**TO BE DONE**. Could you copy out every one of the rows below word for word, leaving the pictures out of your answer?

**SOURCE DATA**.
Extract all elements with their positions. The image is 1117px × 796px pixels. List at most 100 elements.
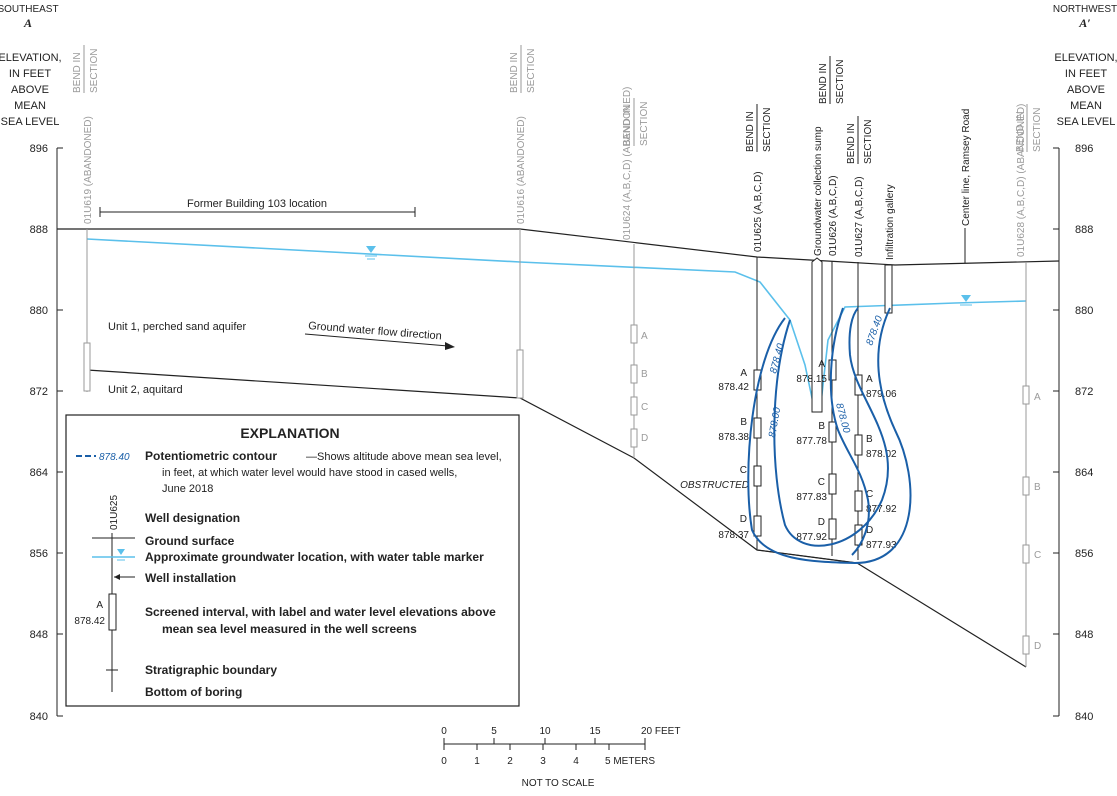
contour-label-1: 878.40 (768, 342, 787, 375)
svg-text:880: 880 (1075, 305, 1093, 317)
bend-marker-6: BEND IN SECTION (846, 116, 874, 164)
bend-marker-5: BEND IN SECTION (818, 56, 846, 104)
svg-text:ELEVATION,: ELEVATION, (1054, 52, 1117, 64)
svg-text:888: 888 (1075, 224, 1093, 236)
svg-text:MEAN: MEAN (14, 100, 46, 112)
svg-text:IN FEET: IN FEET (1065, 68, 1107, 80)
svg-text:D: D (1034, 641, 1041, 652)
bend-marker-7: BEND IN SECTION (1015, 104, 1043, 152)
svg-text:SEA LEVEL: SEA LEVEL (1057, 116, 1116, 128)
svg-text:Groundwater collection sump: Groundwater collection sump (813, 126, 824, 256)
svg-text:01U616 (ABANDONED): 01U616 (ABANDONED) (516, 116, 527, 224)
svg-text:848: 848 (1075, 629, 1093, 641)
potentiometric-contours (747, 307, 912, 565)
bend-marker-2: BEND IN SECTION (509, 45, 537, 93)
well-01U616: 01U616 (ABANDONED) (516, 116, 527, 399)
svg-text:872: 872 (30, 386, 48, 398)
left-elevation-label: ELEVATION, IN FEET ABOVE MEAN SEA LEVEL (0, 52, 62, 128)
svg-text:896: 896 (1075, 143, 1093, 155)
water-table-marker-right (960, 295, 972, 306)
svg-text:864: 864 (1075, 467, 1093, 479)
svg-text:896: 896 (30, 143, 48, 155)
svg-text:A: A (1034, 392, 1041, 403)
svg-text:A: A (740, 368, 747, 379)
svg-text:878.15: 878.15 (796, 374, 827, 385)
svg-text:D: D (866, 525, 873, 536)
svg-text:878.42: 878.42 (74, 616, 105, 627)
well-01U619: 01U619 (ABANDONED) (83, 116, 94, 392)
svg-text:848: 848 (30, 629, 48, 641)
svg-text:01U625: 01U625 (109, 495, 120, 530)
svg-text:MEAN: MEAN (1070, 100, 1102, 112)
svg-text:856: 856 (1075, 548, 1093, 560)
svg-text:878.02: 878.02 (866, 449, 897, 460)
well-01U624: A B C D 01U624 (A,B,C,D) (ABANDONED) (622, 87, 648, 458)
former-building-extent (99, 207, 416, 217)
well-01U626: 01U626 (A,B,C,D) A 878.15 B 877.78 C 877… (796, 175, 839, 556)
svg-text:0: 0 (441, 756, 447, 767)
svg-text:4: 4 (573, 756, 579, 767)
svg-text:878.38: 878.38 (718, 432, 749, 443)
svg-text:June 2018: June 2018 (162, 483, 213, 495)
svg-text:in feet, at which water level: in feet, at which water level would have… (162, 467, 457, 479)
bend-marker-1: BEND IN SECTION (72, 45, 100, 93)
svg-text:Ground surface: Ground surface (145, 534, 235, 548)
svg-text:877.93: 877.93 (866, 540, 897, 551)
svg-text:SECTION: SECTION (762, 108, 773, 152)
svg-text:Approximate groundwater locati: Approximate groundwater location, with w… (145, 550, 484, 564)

**THE SOLUTION**.
Extract all elements with their positions. The image is 1117px × 796px pixels. List at most 100 elements.
contour-label-1: 878.40 (768, 342, 787, 375)
svg-text:880: 880 (1075, 305, 1093, 317)
bend-marker-6: BEND IN SECTION (846, 116, 874, 164)
bend-marker-5: BEND IN SECTION (818, 56, 846, 104)
svg-text:ELEVATION,: ELEVATION, (1054, 52, 1117, 64)
svg-text:888: 888 (1075, 224, 1093, 236)
svg-text:MEAN: MEAN (14, 100, 46, 112)
svg-text:IN FEET: IN FEET (1065, 68, 1107, 80)
svg-text:D: D (1034, 641, 1041, 652)
bend-marker-7: BEND IN SECTION (1015, 104, 1043, 152)
svg-text:SEA LEVEL: SEA LEVEL (1057, 116, 1116, 128)
svg-text:Groundwater collection sump: Groundwater collection sump (813, 126, 824, 256)
svg-text:01U616 (ABANDONED): 01U616 (ABANDONED) (516, 116, 527, 224)
svg-text:848: 848 (1075, 629, 1093, 641)
potentiometric-contours (747, 307, 912, 565)
bend-marker-2: BEND IN SECTION (509, 45, 537, 93)
well-01U616: 01U616 (ABANDONED) (516, 116, 527, 399)
svg-text:872: 872 (30, 386, 48, 398)
left-elevation-label: ELEVATION, IN FEET ABOVE MEAN SEA LEVEL (0, 52, 62, 128)
svg-text:896: 896 (1075, 143, 1093, 155)
water-table-marker-right (960, 295, 972, 306)
svg-text:864: 864 (1075, 467, 1093, 479)
svg-text:896: 896 (30, 143, 48, 155)
svg-text:A: A (1034, 392, 1041, 403)
svg-text:A: A (740, 368, 747, 379)
svg-text:878.15: 878.15 (796, 374, 827, 385)
svg-text:D: D (866, 525, 873, 536)
svg-text:878.42: 878.42 (74, 616, 105, 627)
well-01U619: 01U619 (ABANDONED) (83, 116, 94, 392)
svg-text:848: 848 (30, 629, 48, 641)
svg-text:01U625: 01U625 (109, 495, 120, 530)
svg-text:MEAN: MEAN (1070, 100, 1102, 112)
svg-text:856: 856 (1075, 548, 1093, 560)
svg-text:878.02: 878.02 (866, 449, 897, 460)
well-01U624: A B C D 01U624 (A,B,C,D) (ABANDONED) (622, 87, 648, 458)
former-building-extent (99, 207, 416, 217)
well-01U626: 01U626 (A,B,C,D) A 878.15 B 877.78 C 877… (796, 175, 839, 556)
svg-text:0: 0 (441, 756, 447, 767)
svg-text:4: 4 (573, 756, 579, 767)
svg-text:878.38: 878.38 (718, 432, 749, 443)
svg-text:June 2018: June 2018 (162, 483, 213, 495)
svg-text:in feet, at which water level: in feet, at which water level would have… (162, 467, 457, 479)
bend-marker-1: BEND IN SECTION (72, 45, 100, 93)
svg-text:Ground surface: Ground surface (145, 534, 235, 548)
svg-text:877.93: 877.93 (866, 540, 897, 551)
svg-text:SECTION: SECTION (762, 108, 773, 152)
svg-text:Approximate groundwater locati: Approximate groundwater location, with w… (145, 550, 484, 564)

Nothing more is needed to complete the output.